Please output each of the following items unchanged, keeping every line as it appears.

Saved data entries
□ □ □
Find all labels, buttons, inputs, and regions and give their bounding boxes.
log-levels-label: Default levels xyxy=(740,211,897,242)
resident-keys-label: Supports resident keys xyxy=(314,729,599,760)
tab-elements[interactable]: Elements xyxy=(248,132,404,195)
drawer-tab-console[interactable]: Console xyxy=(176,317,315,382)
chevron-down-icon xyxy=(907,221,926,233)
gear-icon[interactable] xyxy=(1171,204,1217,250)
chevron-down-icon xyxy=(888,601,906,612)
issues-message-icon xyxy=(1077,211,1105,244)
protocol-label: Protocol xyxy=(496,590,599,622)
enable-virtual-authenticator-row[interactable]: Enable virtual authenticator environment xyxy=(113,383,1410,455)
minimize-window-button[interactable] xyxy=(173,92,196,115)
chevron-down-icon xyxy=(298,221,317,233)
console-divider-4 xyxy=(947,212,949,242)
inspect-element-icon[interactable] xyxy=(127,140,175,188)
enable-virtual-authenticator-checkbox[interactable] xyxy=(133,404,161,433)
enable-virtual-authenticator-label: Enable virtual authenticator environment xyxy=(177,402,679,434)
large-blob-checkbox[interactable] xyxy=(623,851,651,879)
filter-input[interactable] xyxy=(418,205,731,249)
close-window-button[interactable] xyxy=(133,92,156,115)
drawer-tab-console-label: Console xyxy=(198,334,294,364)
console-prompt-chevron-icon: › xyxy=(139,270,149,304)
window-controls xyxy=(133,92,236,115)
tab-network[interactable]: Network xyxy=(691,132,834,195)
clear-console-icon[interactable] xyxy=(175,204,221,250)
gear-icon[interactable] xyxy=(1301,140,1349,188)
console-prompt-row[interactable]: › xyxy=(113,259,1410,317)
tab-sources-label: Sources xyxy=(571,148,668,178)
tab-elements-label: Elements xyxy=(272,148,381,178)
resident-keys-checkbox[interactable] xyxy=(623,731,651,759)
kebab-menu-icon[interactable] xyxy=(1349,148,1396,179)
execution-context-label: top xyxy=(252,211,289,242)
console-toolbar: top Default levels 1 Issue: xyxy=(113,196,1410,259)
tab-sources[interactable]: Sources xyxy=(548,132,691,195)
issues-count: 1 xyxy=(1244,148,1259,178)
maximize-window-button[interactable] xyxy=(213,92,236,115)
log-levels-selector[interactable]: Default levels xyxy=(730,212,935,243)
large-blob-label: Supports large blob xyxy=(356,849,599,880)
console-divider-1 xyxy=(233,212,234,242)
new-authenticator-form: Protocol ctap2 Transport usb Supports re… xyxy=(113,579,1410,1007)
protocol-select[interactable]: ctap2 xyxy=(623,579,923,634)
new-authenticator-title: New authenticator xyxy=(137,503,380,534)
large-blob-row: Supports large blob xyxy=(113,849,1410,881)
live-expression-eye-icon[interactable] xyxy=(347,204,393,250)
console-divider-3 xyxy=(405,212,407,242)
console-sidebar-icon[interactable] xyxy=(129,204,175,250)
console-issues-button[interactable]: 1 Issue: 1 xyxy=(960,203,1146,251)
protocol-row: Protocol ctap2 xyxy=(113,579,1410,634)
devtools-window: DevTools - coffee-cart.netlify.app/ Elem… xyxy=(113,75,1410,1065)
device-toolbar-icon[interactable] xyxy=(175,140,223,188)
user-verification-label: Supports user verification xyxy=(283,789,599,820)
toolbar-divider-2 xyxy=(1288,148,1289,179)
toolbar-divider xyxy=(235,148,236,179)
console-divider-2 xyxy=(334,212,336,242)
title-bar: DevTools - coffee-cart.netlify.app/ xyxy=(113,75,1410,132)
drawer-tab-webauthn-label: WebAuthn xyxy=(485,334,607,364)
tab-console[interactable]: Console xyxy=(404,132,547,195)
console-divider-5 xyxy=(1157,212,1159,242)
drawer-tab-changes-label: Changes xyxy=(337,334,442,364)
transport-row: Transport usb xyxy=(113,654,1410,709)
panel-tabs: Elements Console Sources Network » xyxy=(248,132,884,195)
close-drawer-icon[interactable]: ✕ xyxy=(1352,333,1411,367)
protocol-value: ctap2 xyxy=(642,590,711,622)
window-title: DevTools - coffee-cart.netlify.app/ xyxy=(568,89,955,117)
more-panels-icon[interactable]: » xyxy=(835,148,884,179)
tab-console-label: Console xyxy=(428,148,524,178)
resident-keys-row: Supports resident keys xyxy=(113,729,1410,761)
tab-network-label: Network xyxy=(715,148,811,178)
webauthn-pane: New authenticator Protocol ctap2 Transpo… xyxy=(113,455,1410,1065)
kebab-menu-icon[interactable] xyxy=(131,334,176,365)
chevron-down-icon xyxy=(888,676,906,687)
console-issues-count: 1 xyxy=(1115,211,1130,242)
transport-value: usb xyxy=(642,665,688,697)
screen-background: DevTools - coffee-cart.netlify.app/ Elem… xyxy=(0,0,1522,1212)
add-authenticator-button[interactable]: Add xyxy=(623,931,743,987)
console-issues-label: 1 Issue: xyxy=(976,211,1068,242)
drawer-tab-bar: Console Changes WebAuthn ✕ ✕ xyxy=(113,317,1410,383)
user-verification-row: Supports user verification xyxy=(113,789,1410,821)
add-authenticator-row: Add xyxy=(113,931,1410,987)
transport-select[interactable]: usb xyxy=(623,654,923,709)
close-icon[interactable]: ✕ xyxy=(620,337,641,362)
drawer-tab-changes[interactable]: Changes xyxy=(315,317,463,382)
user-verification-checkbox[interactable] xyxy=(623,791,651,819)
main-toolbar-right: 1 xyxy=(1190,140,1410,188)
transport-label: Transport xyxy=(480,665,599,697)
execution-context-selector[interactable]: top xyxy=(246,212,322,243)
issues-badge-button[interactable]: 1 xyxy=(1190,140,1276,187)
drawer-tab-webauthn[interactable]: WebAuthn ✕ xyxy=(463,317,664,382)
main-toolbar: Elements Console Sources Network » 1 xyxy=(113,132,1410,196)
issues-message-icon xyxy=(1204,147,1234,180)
□ □ □
## Solution below
Find all labels, buttons, inputs, and regions and give their bounding boxes.
log-levels-label: Default levels xyxy=(740,211,897,242)
resident-keys-label: Supports resident keys xyxy=(314,729,599,760)
tab-elements[interactable]: Elements xyxy=(248,132,404,195)
drawer-tab-console[interactable]: Console xyxy=(176,317,315,382)
chevron-down-icon xyxy=(907,221,926,233)
gear-icon[interactable] xyxy=(1171,204,1217,250)
chevron-down-icon xyxy=(888,601,906,612)
issues-message-icon xyxy=(1077,211,1105,244)
protocol-label: Protocol xyxy=(496,590,599,622)
enable-virtual-authenticator-row[interactable]: Enable virtual authenticator environment xyxy=(113,383,1410,455)
minimize-window-button[interactable] xyxy=(173,92,196,115)
chevron-down-icon xyxy=(298,221,317,233)
console-divider-4 xyxy=(947,212,949,242)
inspect-element-icon[interactable] xyxy=(127,140,175,188)
enable-virtual-authenticator-checkbox[interactable] xyxy=(133,404,161,433)
enable-virtual-authenticator-label: Enable virtual authenticator environment xyxy=(177,402,679,434)
large-blob-checkbox[interactable] xyxy=(623,851,651,879)
filter-input[interactable] xyxy=(418,205,731,249)
close-window-button[interactable] xyxy=(133,92,156,115)
drawer-tab-console-label: Console xyxy=(198,334,294,364)
console-prompt-chevron-icon: › xyxy=(139,270,149,304)
window-controls xyxy=(133,92,236,115)
tab-network[interactable]: Network xyxy=(691,132,834,195)
clear-console-icon[interactable] xyxy=(175,204,221,250)
gear-icon[interactable] xyxy=(1301,140,1349,188)
console-prompt-row[interactable]: › xyxy=(113,259,1410,317)
tab-sources-label: Sources xyxy=(571,148,668,178)
tab-elements-label: Elements xyxy=(272,148,381,178)
resident-keys-checkbox[interactable] xyxy=(623,731,651,759)
kebab-menu-icon[interactable] xyxy=(1349,148,1396,179)
execution-context-label: top xyxy=(252,211,289,242)
console-toolbar: top Default levels 1 Issue: xyxy=(113,196,1410,259)
tab-sources[interactable]: Sources xyxy=(548,132,691,195)
issues-count: 1 xyxy=(1244,148,1259,178)
maximize-window-button[interactable] xyxy=(213,92,236,115)
log-levels-selector[interactable]: Default levels xyxy=(730,212,935,243)
large-blob-label: Supports large blob xyxy=(356,849,599,880)
console-divider-1 xyxy=(233,212,234,242)
new-authenticator-form: Protocol ctap2 Transport usb Supports re… xyxy=(113,579,1410,1007)
protocol-select[interactable]: ctap2 xyxy=(623,579,923,634)
new-authenticator-title: New authenticator xyxy=(137,503,380,534)
large-blob-row: Supports large blob xyxy=(113,849,1410,881)
live-expression-eye-icon[interactable] xyxy=(347,204,393,250)
console-divider-3 xyxy=(405,212,407,242)
console-sidebar-icon[interactable] xyxy=(129,204,175,250)
console-issues-button[interactable]: 1 Issue: 1 xyxy=(960,203,1146,251)
protocol-row: Protocol ctap2 xyxy=(113,579,1410,634)
devtools-window: DevTools - coffee-cart.netlify.app/ Elem… xyxy=(113,75,1410,1065)
device-toolbar-icon[interactable] xyxy=(175,140,223,188)
user-verification-label: Supports user verification xyxy=(283,789,599,820)
toolbar-divider-2 xyxy=(1288,148,1289,179)
toolbar-divider xyxy=(235,148,236,179)
console-divider-2 xyxy=(334,212,336,242)
title-bar: DevTools - coffee-cart.netlify.app/ xyxy=(113,75,1410,132)
drawer-tab-webauthn-label: WebAuthn xyxy=(485,334,607,364)
tab-console[interactable]: Console xyxy=(404,132,547,195)
console-divider-5 xyxy=(1157,212,1159,242)
drawer-tab-changes-label: Changes xyxy=(337,334,442,364)
transport-row: Transport usb xyxy=(113,654,1410,709)
panel-tabs: Elements Console Sources Network » xyxy=(248,132,884,195)
close-drawer-icon[interactable]: ✕ xyxy=(1352,333,1411,367)
protocol-value: ctap2 xyxy=(642,590,711,622)
window-title: DevTools - coffee-cart.netlify.app/ xyxy=(568,89,955,117)
more-panels-icon[interactable]: » xyxy=(835,148,884,179)
tab-console-label: Console xyxy=(428,148,524,178)
resident-keys-row: Supports resident keys xyxy=(113,729,1410,761)
tab-network-label: Network xyxy=(715,148,811,178)
webauthn-pane: New authenticator Protocol ctap2 Transpo… xyxy=(113,455,1410,1065)
kebab-menu-icon[interactable] xyxy=(131,334,176,365)
chevron-down-icon xyxy=(888,676,906,687)
console-issues-count: 1 xyxy=(1115,211,1130,242)
transport-value: usb xyxy=(642,665,688,697)
screen-background: DevTools - coffee-cart.netlify.app/ Elem… xyxy=(0,0,1522,1212)
add-authenticator-button[interactable]: Add xyxy=(623,931,743,987)
console-issues-label: 1 Issue: xyxy=(976,211,1068,242)
drawer-tab-bar: Console Changes WebAuthn ✕ ✕ xyxy=(113,317,1410,383)
user-verification-row: Supports user verification xyxy=(113,789,1410,821)
add-authenticator-row: Add xyxy=(113,931,1410,987)
transport-select[interactable]: usb xyxy=(623,654,923,709)
close-icon[interactable]: ✕ xyxy=(620,337,641,362)
drawer-tab-changes[interactable]: Changes xyxy=(315,317,463,382)
user-verification-checkbox[interactable] xyxy=(623,791,651,819)
main-toolbar-right: 1 xyxy=(1190,140,1410,188)
transport-label: Transport xyxy=(480,665,599,697)
execution-context-selector[interactable]: top xyxy=(246,212,322,243)
issues-badge-button[interactable]: 1 xyxy=(1190,140,1276,187)
drawer-tab-webauthn[interactable]: WebAuthn ✕ xyxy=(463,317,664,382)
main-toolbar: Elements Console Sources Network » 1 xyxy=(113,132,1410,196)
issues-message-icon xyxy=(1204,147,1234,180)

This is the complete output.